Begin Supplied records

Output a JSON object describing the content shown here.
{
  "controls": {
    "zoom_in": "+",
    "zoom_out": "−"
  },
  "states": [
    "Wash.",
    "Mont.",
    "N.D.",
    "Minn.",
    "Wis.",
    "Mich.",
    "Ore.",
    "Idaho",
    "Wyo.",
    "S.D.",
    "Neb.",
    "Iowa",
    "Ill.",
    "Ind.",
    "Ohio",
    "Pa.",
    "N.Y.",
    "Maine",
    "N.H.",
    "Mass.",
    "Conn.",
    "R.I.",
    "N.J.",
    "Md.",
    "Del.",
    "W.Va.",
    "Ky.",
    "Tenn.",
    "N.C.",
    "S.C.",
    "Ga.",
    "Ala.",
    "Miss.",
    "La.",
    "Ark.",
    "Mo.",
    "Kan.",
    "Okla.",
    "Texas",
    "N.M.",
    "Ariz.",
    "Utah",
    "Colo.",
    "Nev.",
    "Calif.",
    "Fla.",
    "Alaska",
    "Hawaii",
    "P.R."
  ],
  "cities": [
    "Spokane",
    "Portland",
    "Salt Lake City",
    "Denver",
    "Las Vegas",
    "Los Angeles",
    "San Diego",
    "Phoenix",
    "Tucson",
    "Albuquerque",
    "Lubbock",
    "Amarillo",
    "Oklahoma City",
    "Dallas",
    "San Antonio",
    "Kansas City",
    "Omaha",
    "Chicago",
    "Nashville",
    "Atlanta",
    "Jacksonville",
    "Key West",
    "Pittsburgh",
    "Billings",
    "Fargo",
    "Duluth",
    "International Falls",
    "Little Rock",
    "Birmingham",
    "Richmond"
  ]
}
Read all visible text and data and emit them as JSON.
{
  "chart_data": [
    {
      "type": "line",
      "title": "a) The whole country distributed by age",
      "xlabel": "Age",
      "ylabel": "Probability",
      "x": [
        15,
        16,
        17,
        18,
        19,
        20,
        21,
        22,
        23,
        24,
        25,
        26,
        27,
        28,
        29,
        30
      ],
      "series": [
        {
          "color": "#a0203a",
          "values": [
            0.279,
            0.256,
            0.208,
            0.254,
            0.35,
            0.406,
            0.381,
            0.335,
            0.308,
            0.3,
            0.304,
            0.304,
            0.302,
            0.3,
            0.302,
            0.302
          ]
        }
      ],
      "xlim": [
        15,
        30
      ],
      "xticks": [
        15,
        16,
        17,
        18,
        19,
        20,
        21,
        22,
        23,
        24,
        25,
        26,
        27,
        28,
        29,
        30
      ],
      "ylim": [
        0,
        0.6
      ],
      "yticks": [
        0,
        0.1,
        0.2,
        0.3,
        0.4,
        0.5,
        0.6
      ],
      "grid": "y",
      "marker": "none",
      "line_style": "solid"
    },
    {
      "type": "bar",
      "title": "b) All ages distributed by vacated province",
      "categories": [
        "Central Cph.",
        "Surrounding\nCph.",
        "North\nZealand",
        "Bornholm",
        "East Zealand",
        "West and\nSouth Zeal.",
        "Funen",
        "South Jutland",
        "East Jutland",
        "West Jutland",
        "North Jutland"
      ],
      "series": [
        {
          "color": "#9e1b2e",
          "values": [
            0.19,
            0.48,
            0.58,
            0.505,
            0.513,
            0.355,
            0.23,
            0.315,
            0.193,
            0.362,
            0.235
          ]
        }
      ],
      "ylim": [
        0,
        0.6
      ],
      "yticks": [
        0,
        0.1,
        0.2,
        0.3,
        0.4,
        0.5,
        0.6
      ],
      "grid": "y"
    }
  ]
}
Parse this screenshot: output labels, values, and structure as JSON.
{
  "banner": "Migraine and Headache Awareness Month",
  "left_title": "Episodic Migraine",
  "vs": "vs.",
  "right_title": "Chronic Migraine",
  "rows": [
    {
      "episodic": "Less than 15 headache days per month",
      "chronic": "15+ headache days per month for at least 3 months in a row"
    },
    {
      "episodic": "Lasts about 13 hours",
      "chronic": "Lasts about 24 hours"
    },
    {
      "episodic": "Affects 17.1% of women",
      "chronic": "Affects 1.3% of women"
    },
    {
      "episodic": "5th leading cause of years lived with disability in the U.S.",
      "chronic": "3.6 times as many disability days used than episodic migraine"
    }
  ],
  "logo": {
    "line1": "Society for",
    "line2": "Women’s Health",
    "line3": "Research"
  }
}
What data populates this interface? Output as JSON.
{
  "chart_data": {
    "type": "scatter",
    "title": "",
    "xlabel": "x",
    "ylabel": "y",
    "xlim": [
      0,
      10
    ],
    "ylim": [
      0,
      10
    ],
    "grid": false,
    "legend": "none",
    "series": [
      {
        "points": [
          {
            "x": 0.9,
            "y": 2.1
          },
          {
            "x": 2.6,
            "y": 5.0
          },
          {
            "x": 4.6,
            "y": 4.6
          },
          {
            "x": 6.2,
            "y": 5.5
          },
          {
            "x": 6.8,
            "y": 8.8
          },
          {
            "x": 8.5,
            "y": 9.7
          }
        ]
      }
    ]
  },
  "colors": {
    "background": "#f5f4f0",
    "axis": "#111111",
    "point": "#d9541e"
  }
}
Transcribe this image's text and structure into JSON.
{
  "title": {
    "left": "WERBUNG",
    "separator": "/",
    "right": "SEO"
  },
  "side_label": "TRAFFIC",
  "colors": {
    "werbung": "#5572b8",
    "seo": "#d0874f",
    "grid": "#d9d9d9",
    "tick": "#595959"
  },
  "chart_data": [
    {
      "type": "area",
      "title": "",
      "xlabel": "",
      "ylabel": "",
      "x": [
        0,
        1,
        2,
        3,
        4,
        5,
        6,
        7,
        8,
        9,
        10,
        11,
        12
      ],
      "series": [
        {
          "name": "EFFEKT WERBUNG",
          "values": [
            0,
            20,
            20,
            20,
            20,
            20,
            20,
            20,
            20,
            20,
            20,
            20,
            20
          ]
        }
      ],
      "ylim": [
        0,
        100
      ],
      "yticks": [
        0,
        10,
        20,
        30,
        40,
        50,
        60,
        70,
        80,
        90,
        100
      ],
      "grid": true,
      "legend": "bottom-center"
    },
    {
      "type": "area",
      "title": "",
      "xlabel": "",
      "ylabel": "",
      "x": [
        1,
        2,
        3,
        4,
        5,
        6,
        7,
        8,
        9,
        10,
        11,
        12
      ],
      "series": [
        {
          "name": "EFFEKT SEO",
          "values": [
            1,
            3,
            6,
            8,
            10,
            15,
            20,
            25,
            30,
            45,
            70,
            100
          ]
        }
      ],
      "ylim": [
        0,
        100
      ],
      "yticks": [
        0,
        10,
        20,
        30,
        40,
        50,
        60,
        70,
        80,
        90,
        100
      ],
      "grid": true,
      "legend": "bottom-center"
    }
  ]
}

End Supplied records

Exercise details
From the records above, pull out every line containing the word "name".

Finished task
          "name": "EFFEKT WERBUNG",
          "name": "EFFEKT SEO",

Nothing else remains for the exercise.